### Source records
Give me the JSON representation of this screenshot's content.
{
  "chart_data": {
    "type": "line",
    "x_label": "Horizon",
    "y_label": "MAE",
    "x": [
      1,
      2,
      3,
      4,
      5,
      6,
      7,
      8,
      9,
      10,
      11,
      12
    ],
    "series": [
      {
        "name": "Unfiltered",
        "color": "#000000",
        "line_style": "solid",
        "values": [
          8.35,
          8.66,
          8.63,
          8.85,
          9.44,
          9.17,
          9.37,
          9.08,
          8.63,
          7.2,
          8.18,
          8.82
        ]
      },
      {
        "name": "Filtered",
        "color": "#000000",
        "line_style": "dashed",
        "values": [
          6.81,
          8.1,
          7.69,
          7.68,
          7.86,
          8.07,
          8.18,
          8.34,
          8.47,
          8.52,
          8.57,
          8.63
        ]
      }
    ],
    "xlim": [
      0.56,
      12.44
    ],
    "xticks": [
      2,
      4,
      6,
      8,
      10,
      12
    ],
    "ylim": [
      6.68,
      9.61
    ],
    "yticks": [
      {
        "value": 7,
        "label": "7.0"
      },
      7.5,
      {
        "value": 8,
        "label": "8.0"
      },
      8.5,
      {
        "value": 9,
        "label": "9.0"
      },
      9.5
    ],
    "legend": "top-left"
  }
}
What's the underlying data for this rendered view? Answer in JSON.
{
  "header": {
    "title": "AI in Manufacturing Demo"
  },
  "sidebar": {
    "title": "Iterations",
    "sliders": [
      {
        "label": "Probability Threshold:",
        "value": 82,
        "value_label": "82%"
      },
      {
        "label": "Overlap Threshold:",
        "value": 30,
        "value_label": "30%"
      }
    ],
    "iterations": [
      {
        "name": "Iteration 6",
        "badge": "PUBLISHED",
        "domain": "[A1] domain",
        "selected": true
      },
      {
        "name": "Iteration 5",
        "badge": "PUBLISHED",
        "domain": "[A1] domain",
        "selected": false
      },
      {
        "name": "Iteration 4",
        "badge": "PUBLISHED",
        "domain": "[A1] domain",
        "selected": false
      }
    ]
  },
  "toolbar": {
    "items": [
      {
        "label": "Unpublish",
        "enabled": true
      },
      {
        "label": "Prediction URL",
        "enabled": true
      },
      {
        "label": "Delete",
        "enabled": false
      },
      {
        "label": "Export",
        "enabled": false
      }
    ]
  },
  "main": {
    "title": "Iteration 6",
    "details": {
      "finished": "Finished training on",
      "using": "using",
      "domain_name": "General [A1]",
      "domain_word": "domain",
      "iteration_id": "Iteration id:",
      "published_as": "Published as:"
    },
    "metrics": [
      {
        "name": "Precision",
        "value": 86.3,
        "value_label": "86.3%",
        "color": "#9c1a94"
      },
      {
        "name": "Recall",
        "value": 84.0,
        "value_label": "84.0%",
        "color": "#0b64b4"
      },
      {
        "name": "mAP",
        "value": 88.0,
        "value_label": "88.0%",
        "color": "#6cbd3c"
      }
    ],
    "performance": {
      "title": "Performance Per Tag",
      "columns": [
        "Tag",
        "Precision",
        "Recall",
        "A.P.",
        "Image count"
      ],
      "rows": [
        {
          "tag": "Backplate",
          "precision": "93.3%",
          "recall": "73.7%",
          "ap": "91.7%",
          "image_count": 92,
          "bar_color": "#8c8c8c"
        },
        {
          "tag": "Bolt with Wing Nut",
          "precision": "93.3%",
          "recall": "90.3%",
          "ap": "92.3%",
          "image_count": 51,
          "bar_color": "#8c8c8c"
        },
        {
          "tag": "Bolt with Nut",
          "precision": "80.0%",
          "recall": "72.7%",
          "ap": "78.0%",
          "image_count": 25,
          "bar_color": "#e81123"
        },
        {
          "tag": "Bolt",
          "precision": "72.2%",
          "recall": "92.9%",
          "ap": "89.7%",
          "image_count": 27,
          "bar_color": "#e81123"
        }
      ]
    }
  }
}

### What you will do
Reproduce all of the material above word for word.

### Output for this task
Give me the JSON representation of this screenshot's content.
{
  "chart_data": {
    "type": "line",
    "x_label": "Horizon",
    "y_label": "MAE",
    "x": [
      1,
      2,
      3,
      4,
      5,
      6,
      7,
      8,
      9,
      10,
      11,
      12
    ],
    "series": [
      {
        "name": "Unfiltered",
        "color": "#000000",
        "line_style": "solid",
        "values": [
          8.35,
          8.66,
          8.63,
          8.85,
          9.44,
          9.17,
          9.37,
          9.08,
          8.63,
          7.2,
          8.18,
          8.82
        ]
      },
      {
        "name": "Filtered",
        "color": "#000000",
        "line_style": "dashed",
        "values": [
          6.81,
          8.1,
          7.69,
          7.68,
          7.86,
          8.07,
          8.18,
          8.34,
          8.47,
          8.52,
          8.57,
          8.63
        ]
      }
    ],
    "xlim": [
      0.56,
      12.44
    ],
    "xticks": [
      2,
      4,
      6,
      8,
      10,
      12
    ],
    "ylim": [
      6.68,
      9.61
    ],
    "yticks": [
      {
        "value": 7,
        "label": "7.0"
      },
      7.5,
      {
        "value": 8,
        "label": "8.0"
      },
      8.5,
      {
        "value": 9,
        "label": "9.0"
      },
      9.5
    ],
    "legend": "top-left"
  }
}
What's the underlying data for this rendered view? Answer in JSON.
{
  "header": {
    "title": "AI in Manufacturing Demo"
  },
  "sidebar": {
    "title": "Iterations",
    "sliders": [
      {
        "label": "Probability Threshold:",
        "value": 82,
        "value_label": "82%"
      },
      {
        "label": "Overlap Threshold:",
        "value": 30,
        "value_label": "30%"
      }
    ],
    "iterations": [
      {
        "name": "Iteration 6",
        "badge": "PUBLISHED",
        "domain": "[A1] domain",
        "selected": true
      },
      {
        "name": "Iteration 5",
        "badge": "PUBLISHED",
        "domain": "[A1] domain",
        "selected": false
      },
      {
        "name": "Iteration 4",
        "badge": "PUBLISHED",
        "domain": "[A1] domain",
        "selected": false
      }
    ]
  },
  "toolbar": {
    "items": [
      {
        "label": "Unpublish",
        "enabled": true
      },
      {
        "label": "Prediction URL",
        "enabled": true
      },
      {
        "label": "Delete",
        "enabled": false
      },
      {
        "label": "Export",
        "enabled": false
      }
    ]
  },
  "main": {
    "title": "Iteration 6",
    "details": {
      "finished": "Finished training on",
      "using": "using",
      "domain_name": "General [A1]",
      "domain_word": "domain",
      "iteration_id": "Iteration id:",
      "published_as": "Published as:"
    },
    "metrics": [
      {
        "name": "Precision",
        "value": 86.3,
        "value_label": "86.3%",
        "color": "#9c1a94"
      },
      {
        "name": "Recall",
        "value": 84.0,
        "value_label": "84.0%",
        "color": "#0b64b4"
      },
      {
        "name": "mAP",
        "value": 88.0,
        "value_label": "88.0%",
        "color": "#6cbd3c"
      }
    ],
    "performance": {
      "title": "Performance Per Tag",
      "columns": [
        "Tag",
        "Precision",
        "Recall",
        "A.P.",
        "Image count"
      ],
      "rows": [
        {
          "tag": "Backplate",
          "precision": "93.3%",
          "recall": "73.7%",
          "ap": "91.7%",
          "image_count": 92,
          "bar_color": "#8c8c8c"
        },
        {
          "tag": "Bolt with Wing Nut",
          "precision": "93.3%",
          "recall": "90.3%",
          "ap": "92.3%",
          "image_count": 51,
          "bar_color": "#8c8c8c"
        },
        {
          "tag": "Bolt with Nut",
          "precision": "80.0%",
          "recall": "72.7%",
          "ap": "78.0%",
          "image_count": 25,
          "bar_color": "#e81123"
        },
        {
          "tag": "Bolt",
          "precision": "72.2%",
          "recall": "92.9%",
          "ap": "89.7%",
          "image_count": 27,
          "bar_color": "#e81123"
        }
      ]
    }
  }
}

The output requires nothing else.